Work to do -> Only a number is required: how many lines of the material contain the word "Dollar"?

Dataset listings of figures:
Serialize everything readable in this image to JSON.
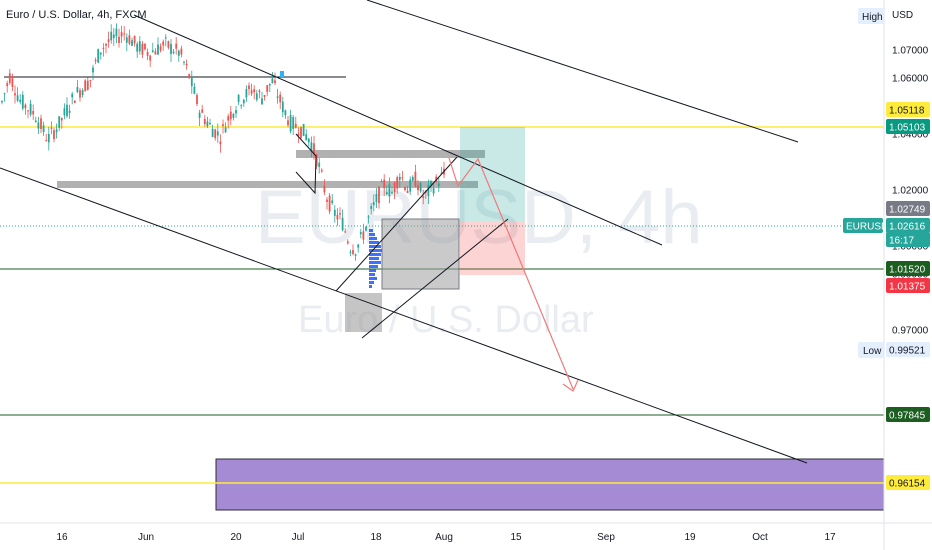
{
  "title": "Euro / U.S. Dollar, 4h, FXCM",
  "watermark": {
    "symbol": "EURUSD, 4h",
    "name": "Euro / U.S. Dollar"
  },
  "axis": {
    "currency": "USD",
    "high_label": "High",
    "low_label": "Low",
    "price_ticks": [
      "1.07000",
      "1.06000",
      "1.04000",
      "1.02000",
      "1.00000",
      "0.99000",
      "0.97000"
    ],
    "time_ticks": [
      "16",
      "Jun",
      "20",
      "Jul",
      "18",
      "Aug",
      "15",
      "Sep",
      "19",
      "Oct",
      "17"
    ]
  },
  "price_badges": [
    {
      "label": "1.05118",
      "bg": "#ffeb3b",
      "fg": "#131722"
    },
    {
      "label": "1.05103",
      "bg": "#089981",
      "fg": "#ffffff"
    },
    {
      "label": "1.02749",
      "bg": "#787b86",
      "fg": "#ffffff"
    },
    {
      "label": "EURUSD",
      "bg": "#26a69a",
      "fg": "#ffffff"
    },
    {
      "label": "1.02616",
      "bg": "#26a69a",
      "fg": "#ffffff"
    },
    {
      "label": "16:17",
      "bg": "#26a69a",
      "fg": "#ffffff"
    },
    {
      "label": "1.01520",
      "bg": "#1b5e20",
      "fg": "#ffffff"
    },
    {
      "label": "1.01375",
      "bg": "#f23645",
      "fg": "#ffffff"
    },
    {
      "label": "0.99521",
      "bg": "#e3effd",
      "fg": "#131722"
    },
    {
      "label": "0.97845",
      "bg": "#1b5e20",
      "fg": "#ffffff"
    },
    {
      "label": "0.96154",
      "bg": "#ffeb3b",
      "fg": "#131722"
    }
  ],
  "colors": {
    "up": "#26a69a",
    "down": "#ef5350",
    "yellow_line": "#ffeb3b",
    "green_line": "#1b5e20",
    "zone": "#9575cd",
    "trend": "#131722",
    "projection": "#ef7a7a",
    "volume_profile": "#2962ff"
  },
  "chart_data": {
    "type": "candlestick",
    "symbol": "EURUSD",
    "timeframe": "4h",
    "source": "FXCM",
    "current_price": 1.02616,
    "countdown": "16:17",
    "price_range": [
      0.952,
      1.082
    ],
    "levels": [
      1.05118,
      1.05103,
      1.02749,
      1.0152,
      1.01375,
      0.99521,
      0.97845,
      0.96154
    ],
    "approx_path": [
      [
        0,
        1.049
      ],
      [
        10,
        1.061
      ],
      [
        20,
        1.052
      ],
      [
        35,
        1.047
      ],
      [
        48,
        1.038
      ],
      [
        60,
        1.044
      ],
      [
        75,
        1.054
      ],
      [
        90,
        1.059
      ],
      [
        100,
        1.07
      ],
      [
        112,
        1.074
      ],
      [
        125,
        1.076
      ],
      [
        138,
        1.071
      ],
      [
        150,
        1.069
      ],
      [
        165,
        1.072
      ],
      [
        180,
        1.069
      ],
      [
        190,
        1.06
      ],
      [
        200,
        1.048
      ],
      [
        210,
        1.043
      ],
      [
        220,
        1.039
      ],
      [
        230,
        1.047
      ],
      [
        240,
        1.052
      ],
      [
        252,
        1.056
      ],
      [
        262,
        1.053
      ],
      [
        272,
        1.059
      ],
      [
        280,
        1.052
      ],
      [
        290,
        1.044
      ],
      [
        300,
        1.042
      ],
      [
        310,
        1.038
      ],
      [
        318,
        1.03
      ],
      [
        326,
        1.018
      ],
      [
        334,
        1.012
      ],
      [
        342,
        1.009
      ],
      [
        350,
        1.0
      ],
      [
        356,
        0.999
      ],
      [
        362,
        1.003
      ],
      [
        370,
        1.011
      ],
      [
        376,
        1.016
      ],
      [
        384,
        1.022
      ],
      [
        392,
        1.019
      ],
      [
        400,
        1.026
      ],
      [
        408,
        1.02
      ],
      [
        416,
        1.024
      ],
      [
        424,
        1.017
      ],
      [
        432,
        1.021
      ],
      [
        440,
        1.024
      ],
      [
        446,
        1.0262
      ]
    ]
  }
}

Solution -> 2